§ **Aim of the task**: Select and reproduce each line of the listing below that bears the string "Jawa".

++++ Supplied entries ++++

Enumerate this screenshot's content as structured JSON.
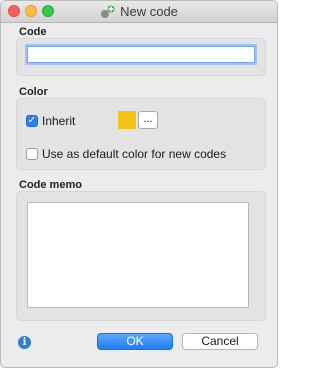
{
  "window": {
    "title": "New code"
  },
  "code_section": {
    "label": "Code",
    "value": "",
    "placeholder": ""
  },
  "color_section": {
    "label": "Color",
    "inherit_label": "Inherit",
    "inherit_checked": true,
    "swatch_color": "#f2c318",
    "browse_label": "...",
    "default_label": "Use as default color for new codes",
    "default_checked": false
  },
  "memo_section": {
    "label": "Code memo",
    "value": ""
  },
  "footer": {
    "info_icon": "i",
    "ok_label": "OK",
    "cancel_label": "Cancel"
  },
  "colors": {
    "accent": "#2f80e6",
    "window_bg": "#ececec"
  }
}
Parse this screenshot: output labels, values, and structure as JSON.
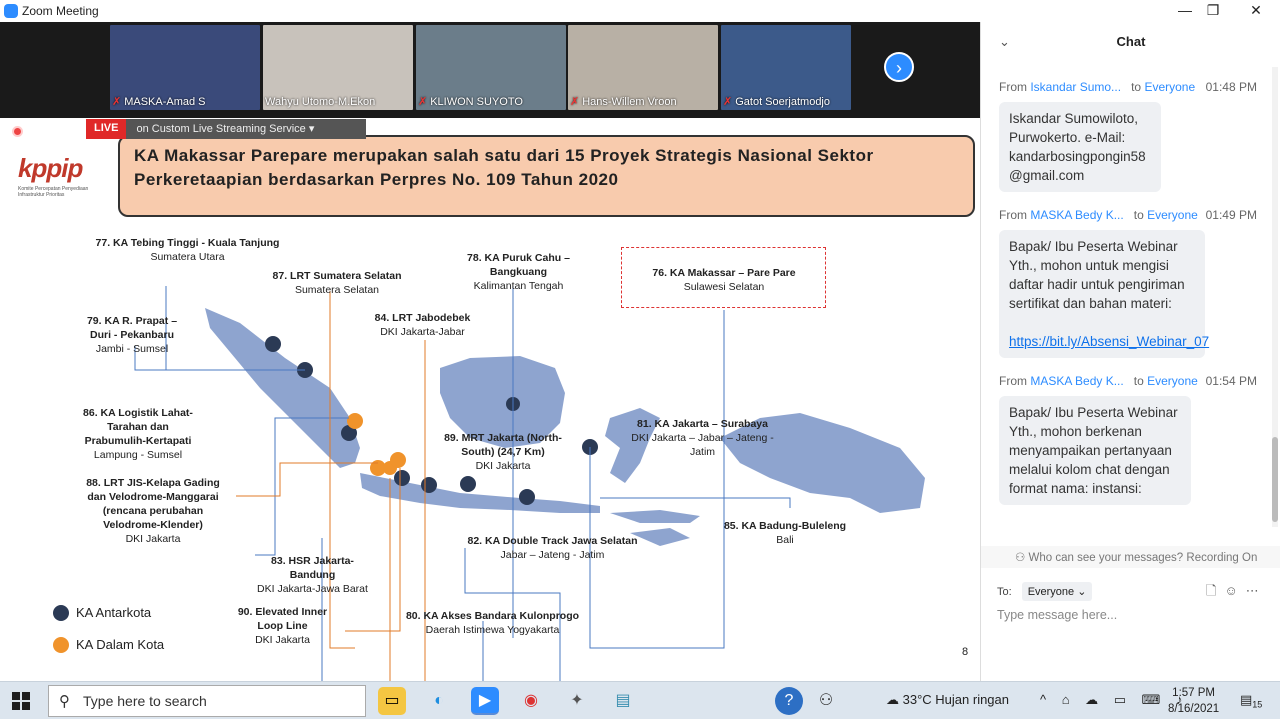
{
  "window": {
    "title": "Zoom Meeting",
    "min": "—",
    "max": "❐",
    "close": "✕"
  },
  "participants": [
    {
      "name": "MASKA-Amad S",
      "bg": "#3a4a7a"
    },
    {
      "name": "Wahyu Utomo-M.Ekon",
      "bg": "#c8c2bb"
    },
    {
      "name": "KLIWON SUYOTO",
      "bg": "#6b7d8a"
    },
    {
      "name": "Hans-Willem Vroon",
      "bg": "#b8b0a5"
    },
    {
      "name": "Gatot Soerjatmodjo",
      "bg": "#3c5a8a"
    }
  ],
  "live": {
    "badge": "LIVE",
    "service": "on Custom Live Streaming Service ▾"
  },
  "slide": {
    "logo": "kppip",
    "logo_sub": "Komite Percepatan Penyediaan Infrastruktur Prioritas",
    "headline": "KA Makassar Parepare merupakan salah satu dari 15 Proyek Strategis Nasional Sektor Perkeretaapian berdasarkan Perpres No. 109 Tahun 2020",
    "page": "8",
    "labels": [
      {
        "t": "77. KA Tebing Tinggi  - Kuala Tanjung",
        "s": "Sumatera Utara"
      },
      {
        "t": "87. LRT Sumatera Selatan",
        "s": "Sumatera Selatan"
      },
      {
        "t": "78. KA Puruk Cahu – Bangkuang",
        "s": "Kalimantan Tengah"
      },
      {
        "t": "76. KA Makassar – Pare Pare",
        "s": "Sulawesi Selatan"
      },
      {
        "t": "79. KA R. Prapat – Duri -  Pekanbaru",
        "s": "Jambi - Sumsel"
      },
      {
        "t": "84. LRT Jabodebek",
        "s": "DKI Jakarta-Jabar"
      },
      {
        "t": "86. KA Logistik Lahat-Tarahan dan Prabumulih-Kertapati",
        "s": "Lampung - Sumsel"
      },
      {
        "t": "89. MRT Jakarta (North-South) (24,7 Km)",
        "s": "DKI Jakarta"
      },
      {
        "t": "81. KA Jakarta – Surabaya",
        "s": "DKI Jakarta – Jabar – Jateng - Jatim"
      },
      {
        "t": "88. LRT JIS-Kelapa Gading dan Velodrome-Manggarai (rencana perubahan Velodrome-Klender)",
        "s": "DKI Jakarta"
      },
      {
        "t": "85. KA Badung-Buleleng",
        "s": "Bali"
      },
      {
        "t": "82. KA Double Track Jawa Selatan",
        "s": "Jabar – Jateng - Jatim"
      },
      {
        "t": "83. HSR Jakarta-Bandung",
        "s": "DKI Jakarta-Jawa Barat"
      },
      {
        "t": "90. Elevated Inner Loop Line",
        "s": "DKI Jakarta"
      },
      {
        "t": "80. KA Akses Bandara Kulonprogo",
        "s": "Daerah Istimewa Yogyakarta"
      }
    ],
    "legend": [
      {
        "label": "KA Antarkota",
        "color": "#2b3a55"
      },
      {
        "label": "KA Dalam Kota",
        "color": "#f0932b"
      }
    ]
  },
  "chat": {
    "title": "Chat",
    "messages": [
      {
        "from": "Iskandar Sumo...",
        "to": "Everyone",
        "time": "01:48 PM",
        "text": "Iskandar Sumowiloto, Purwokerto. e-Mail: kandarbosingpongin58 @gmail.com",
        "link": ""
      },
      {
        "from": "MASKA Bedy K...",
        "to": "Everyone",
        "time": "01:49 PM",
        "text": "Bapak/ Ibu Peserta Webinar Yth., mohon untuk mengisi daftar hadir untuk pengiriman sertifikat dan bahan materi:",
        "link": "https://bit.ly/Absensi_Webinar_07"
      },
      {
        "from": "MASKA Bedy K...",
        "to": "Everyone",
        "time": "01:54 PM",
        "text": "Bapak/ Ibu Peserta Webinar Yth., mohon berkenan menyampaikan pertanyaan melalui kolom chat dengan format nama: instansi:",
        "link": ""
      }
    ],
    "from_label": "From",
    "to_label": "to",
    "who_can_see": "Who can see your messages? Recording On",
    "to": "To:",
    "recipient": "Everyone ⌄",
    "placeholder": "Type message here..."
  },
  "taskbar": {
    "search_placeholder": "Type here to search",
    "weather": "33°C  Hujan ringan",
    "time": "1:57 PM",
    "date": "8/16/2021",
    "notif": "15"
  }
}
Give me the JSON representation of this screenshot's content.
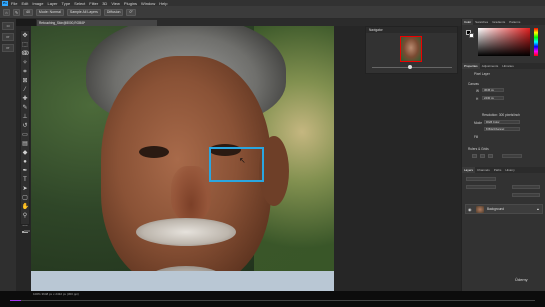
{
  "menubar": {
    "logo": "Ps",
    "items": [
      "File",
      "Edit",
      "Image",
      "Layer",
      "Type",
      "Select",
      "Filter",
      "3D",
      "View",
      "Plugins",
      "Window",
      "Help"
    ]
  },
  "options": {
    "brush_size": "40",
    "mode": "Mode: Normal",
    "sample_all": "Sample All Layers",
    "diffusion": "Diffusion",
    "angle": "0°"
  },
  "document_tab": "Retouching_Skin@8000,RGB/8*",
  "left_strip": {
    "buttons": [
      "Cl",
      "Pr",
      "Pr"
    ]
  },
  "navigator": {
    "title": "Navigator"
  },
  "right_panels": {
    "color_tabs": [
      "Color",
      "Swatches",
      "Gradients",
      "Patterns"
    ],
    "properties_tabs": [
      "Properties",
      "Adjustments",
      "Libraries"
    ],
    "pixel_layer": "Pixel Layer",
    "canvas_label": "Canvas",
    "w_value": "3645 px",
    "h_value": "2430 px",
    "resolution": "Resolution: 300 pixels/inch",
    "mode_label": "Mode",
    "mode_value": "RGB Color",
    "depth_value": "8 Bits/Channel",
    "fill_label": "Fill",
    "rulers_label": "Rulers & Grids",
    "layers_tabs": [
      "Layers",
      "Channels",
      "Paths",
      "History"
    ],
    "layer_name": "Background",
    "lock_icon": "lock-icon"
  },
  "watermark": "Ûdemy",
  "status": {
    "zoom": "100%     3648 px x 2432 px (300 ppi)"
  },
  "playback": {
    "progress": 0.02
  }
}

++++

§ **Exercise output**:
        "t": "82. KA Double Track Jawa Selatan",
        "s": "DKI Jakarta-Jawa Barat"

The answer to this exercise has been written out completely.